# Feature Engineering – European Soccer Match Outcome Prediction

## Summary of Outputs


This notebook converts the raw European Soccer relational database into a **clean, leak-free, time-aware match-level dataset** suitable for machine learning.

The final engineered dataset is saved as:

- `data/processed/features_matches_main.csv`
- `data/processed/features_matches_main.parquet`

Each row in this dataset corresponds to **one match**, containing:

- metadata  
- engineered features (X)  
- the target label (`match_result`)

***

SET PROBLEM 1:
From the listing, pull out the stretch from the line containing "text: Press the bbox=[889, 202, 979, 223]" through the line containing "right-arrow-button: ▶ bbox=[638, 498, 656, 514]", with both of those lines included.

[A block of data]

***

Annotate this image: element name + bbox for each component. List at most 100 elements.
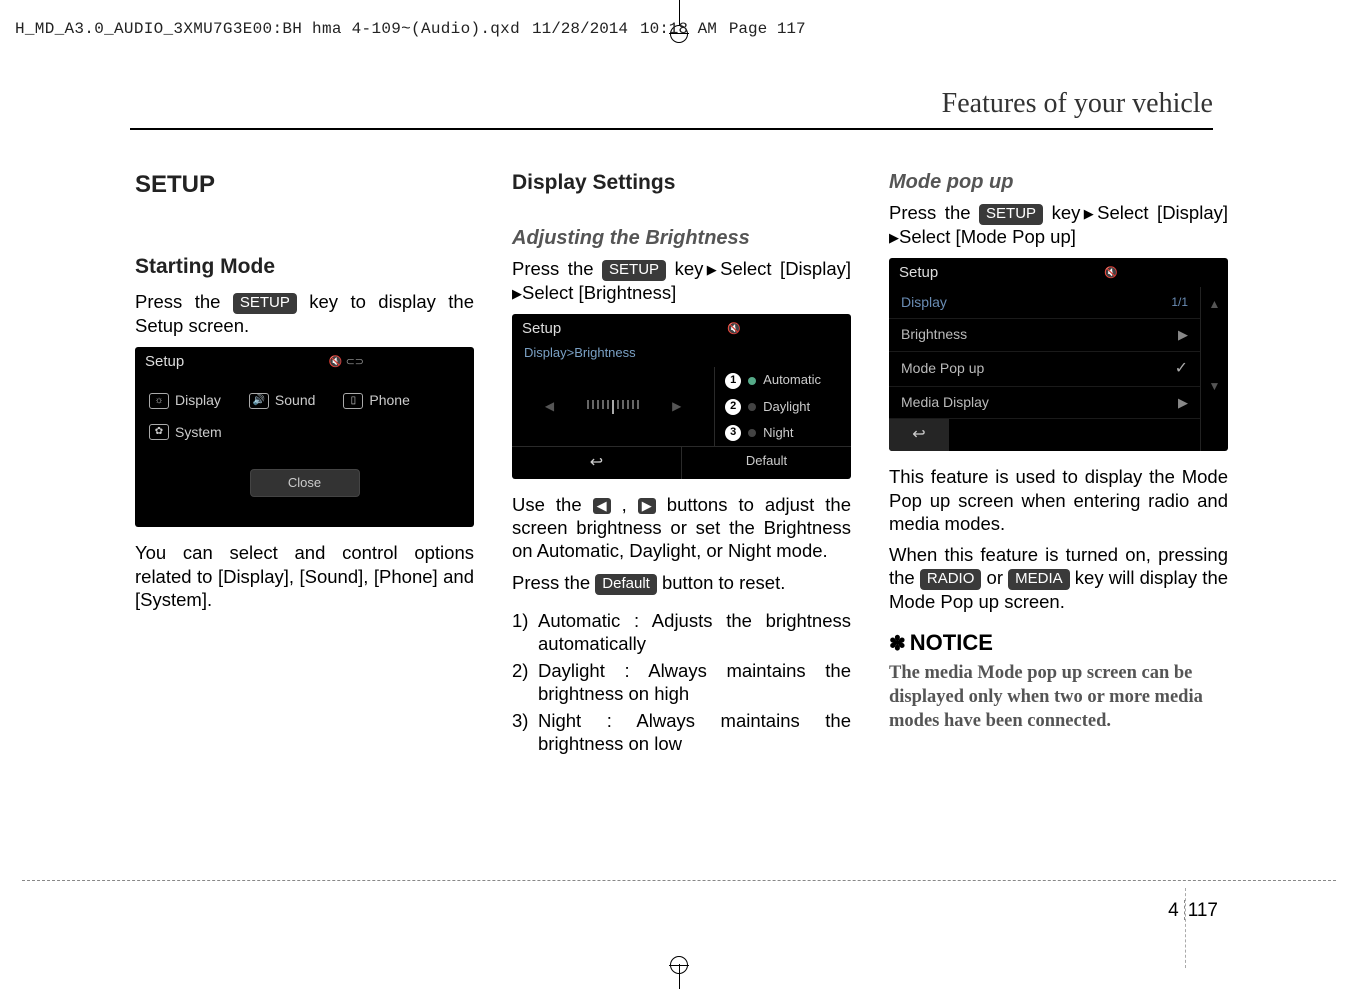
text: Press the bbox=[889, 202, 979, 223]
text: Press the bbox=[512, 572, 595, 593]
triangle-icon: ▶ bbox=[1080, 206, 1097, 221]
display-icon: ☼ bbox=[149, 393, 169, 409]
text: Press the bbox=[135, 291, 233, 312]
ss-row-2: ✿ System bbox=[135, 418, 474, 450]
ss-default-button: Default bbox=[682, 447, 851, 479]
ss-title-text: Setup bbox=[145, 353, 184, 372]
text: Select [Brightness] bbox=[522, 282, 676, 303]
label: Phone bbox=[369, 392, 409, 410]
label: Sound bbox=[275, 392, 315, 410]
heading-adjust-brightness: Adjusting the Brightness bbox=[512, 226, 851, 251]
ss-back-button: ↩ bbox=[889, 419, 949, 451]
radio-key-label: RADIO bbox=[920, 569, 982, 590]
brightness-slider bbox=[558, 400, 668, 414]
opt-daylight: 2 Daylight bbox=[715, 394, 851, 420]
ss-title: Setup 🔇 bbox=[889, 258, 1228, 287]
notice-heading: ✽NOTICE bbox=[889, 629, 1228, 657]
text: button to reset. bbox=[657, 572, 786, 593]
right-arrow-button: ▶ bbox=[638, 498, 656, 514]
heading-display-settings: Display Settings bbox=[512, 170, 851, 196]
text: Select [Mode Pop up] bbox=[899, 226, 1076, 247]
radio-dot bbox=[748, 403, 756, 411]
ss-title-text: Setup bbox=[899, 264, 938, 283]
notice-star-icon: ✽ bbox=[889, 633, 906, 655]
heading-mode-popup: Mode pop up bbox=[889, 170, 1228, 195]
para-press-setup: Press the SETUP key to display the Setup… bbox=[135, 290, 474, 337]
scroll-down-icon: ▼ bbox=[1201, 369, 1228, 451]
ss-footer: ↩ Default bbox=[512, 446, 851, 479]
check-icon: ✓ bbox=[1175, 359, 1188, 379]
text: Use the bbox=[512, 494, 593, 515]
callout-3: 3 bbox=[725, 425, 741, 441]
para-options: You can select and control options relat… bbox=[135, 541, 474, 610]
sound-icon: 🔊 bbox=[249, 393, 269, 409]
triangle-icon: ▶ bbox=[703, 262, 720, 277]
opt-automatic: 1 Automatic bbox=[715, 367, 851, 393]
list-text: Automatic : Adjusts the brightness autom… bbox=[538, 609, 851, 655]
ss-status-icons: 🔇 bbox=[727, 323, 741, 337]
section-number: 4 bbox=[1168, 900, 1179, 921]
label: Display bbox=[175, 392, 221, 410]
label: Automatic bbox=[763, 372, 821, 388]
list-item: 3)Night : Always maintains the brightnes… bbox=[512, 709, 851, 755]
label: Daylight bbox=[763, 399, 810, 415]
para-press-default: Press the Default button to reset. bbox=[512, 571, 851, 595]
system-icon: ✿ bbox=[149, 424, 169, 440]
media-key-label: MEDIA bbox=[1008, 569, 1070, 590]
slug-time: 10:18 AM bbox=[640, 20, 717, 38]
ss-row-display: Display1/1 bbox=[889, 287, 1200, 320]
slug-date: 11/28/2014 bbox=[532, 20, 628, 38]
page-header: Features of your vehicle bbox=[942, 88, 1213, 120]
slider-right-icon: ▶ bbox=[672, 399, 681, 414]
list-item: 2)Daylight : Always maintains the bright… bbox=[512, 659, 851, 705]
header-rule bbox=[130, 128, 1213, 130]
content-columns: SETUP Starting Mode Press the SETUP key … bbox=[135, 170, 1228, 759]
header-title: Features of your vehicle bbox=[942, 88, 1213, 119]
label: Mode Pop up bbox=[901, 360, 984, 378]
para-press-setup-2: Press the SETUP key▶Select [Display] ▶Se… bbox=[512, 257, 851, 304]
slug-line: H_MD_A3.0_AUDIO_3XMU7G3E00:BH hma 4-109~… bbox=[15, 20, 806, 38]
triangle-icon: ▶ bbox=[512, 286, 522, 301]
ss-title: Setup 🔇 ⊂⊃ bbox=[135, 347, 474, 376]
crop-mark-bottom bbox=[664, 949, 694, 989]
label: System bbox=[175, 424, 222, 442]
text: key bbox=[1043, 202, 1080, 223]
screenshot-mode-popup: Setup 🔇 Display1/1 Brightness▶ Mode Pop … bbox=[889, 258, 1228, 451]
ss-title: Setup 🔇 bbox=[512, 314, 851, 343]
ss-item-system: ✿ System bbox=[149, 424, 222, 442]
setup-key-label: SETUP bbox=[233, 293, 297, 314]
slug-page: Page 117 bbox=[729, 20, 806, 38]
ss-row-mode-popup: Mode Pop up ✓ bbox=[889, 352, 1200, 387]
list-text: Daylight : Always maintains the brightne… bbox=[538, 659, 851, 705]
label: Media Display bbox=[901, 394, 989, 412]
para-feature-desc: This feature is used to display the Mode… bbox=[889, 465, 1228, 534]
slider-ticks bbox=[558, 400, 668, 414]
column-2: Display Settings Adjusting the Brightnes… bbox=[512, 170, 851, 759]
ss-slider-area: ◀ ▶ bbox=[512, 367, 714, 446]
heading-starting-mode: Starting Mode bbox=[135, 254, 474, 280]
chevron-right-icon: ▶ bbox=[1178, 395, 1188, 411]
ss-row-brightness: Brightness▶ bbox=[889, 319, 1200, 352]
ss-back-button: ↩ bbox=[512, 447, 682, 479]
text: Press the bbox=[512, 258, 602, 279]
ss-options: 1 Automatic 2 Daylight 3 Night bbox=[714, 367, 851, 446]
para-use-buttons: Use the ◀ , ▶ buttons to adjust the scre… bbox=[512, 493, 851, 562]
column-3: Mode pop up Press the SETUP key▶Select [… bbox=[889, 170, 1228, 759]
page-number: 4117 bbox=[1168, 900, 1218, 922]
ss-status-icons: 🔇 ⊂⊃ bbox=[329, 356, 364, 370]
triangle-icon: ▶ bbox=[889, 230, 899, 245]
cut-line bbox=[22, 880, 1336, 881]
crop-cross-bottom bbox=[669, 965, 689, 966]
label: Night bbox=[763, 425, 793, 441]
callout-2: 2 bbox=[725, 399, 741, 415]
screenshot-brightness: Setup 🔇 Display>Brightness ◀ ▶ 1Automati… bbox=[512, 314, 851, 479]
slug-file: H_MD_A3.0_AUDIO_3XMU7G3E00:BH hma 4-109~… bbox=[15, 20, 520, 38]
scroll-up-icon: ▲ bbox=[1201, 287, 1228, 369]
ss-status-icons: 🔇 bbox=[1104, 267, 1118, 281]
ss-close-button: Close bbox=[250, 469, 360, 497]
list-item: 1)Automatic : Adjusts the brightness aut… bbox=[512, 609, 851, 655]
text: Select [Display] bbox=[720, 258, 851, 279]
callout-1: 1 bbox=[725, 373, 741, 389]
heading-setup: SETUP bbox=[135, 170, 474, 200]
ss-title-text: Setup bbox=[522, 320, 561, 339]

***

SET PROBLEM 2:
Reproduce the feature engineering summary word for word, from its title to its final line.

CORRECT RESULT 1:
text: Press the bbox=[889, 202, 979, 223]
text: Press the bbox=[512, 572, 595, 593]
triangle-icon: ▶ bbox=[1080, 206, 1097, 221]
display-icon: ☼ bbox=[149, 393, 169, 409]
text: Press the bbox=[135, 291, 233, 312]
ss-row-2: ✿ System bbox=[135, 418, 474, 450]
ss-default-button: Default bbox=[682, 447, 851, 479]
ss-title-text: Setup bbox=[145, 353, 184, 372]
text: Select [Brightness] bbox=[522, 282, 676, 303]
label: Phone bbox=[369, 392, 409, 410]
label: Sound bbox=[275, 392, 315, 410]
heading-adjust-brightness: Adjusting the Brightness bbox=[512, 226, 851, 251]
ss-back-button: ↩ bbox=[889, 419, 949, 451]
radio-key-label: RADIO bbox=[920, 569, 982, 590]
brightness-slider bbox=[558, 400, 668, 414]
opt-daylight: 2 Daylight bbox=[715, 394, 851, 420]
ss-title: Setup 🔇 bbox=[889, 258, 1228, 287]
notice-heading: ✽NOTICE bbox=[889, 629, 1228, 657]
text: button to reset. bbox=[657, 572, 786, 593]
right-arrow-button: ▶ bbox=[638, 498, 656, 514]

CORRECT RESULT 2:
# Feature Engineering – European Soccer Match Outcome Prediction

## Summary of Outputs


This notebook converts the raw European Soccer relational database into a **clean, leak-free, time-aware match-level dataset** suitable for machine learning.

The final engineered dataset is saved as:

- `data/processed/features_matches_main.csv`
- `data/processed/features_matches_main.parquet`

Each row in this dataset corresponds to **one match**, containing:

- metadata  
- engineered features (X)  
- the target label (`match_result`)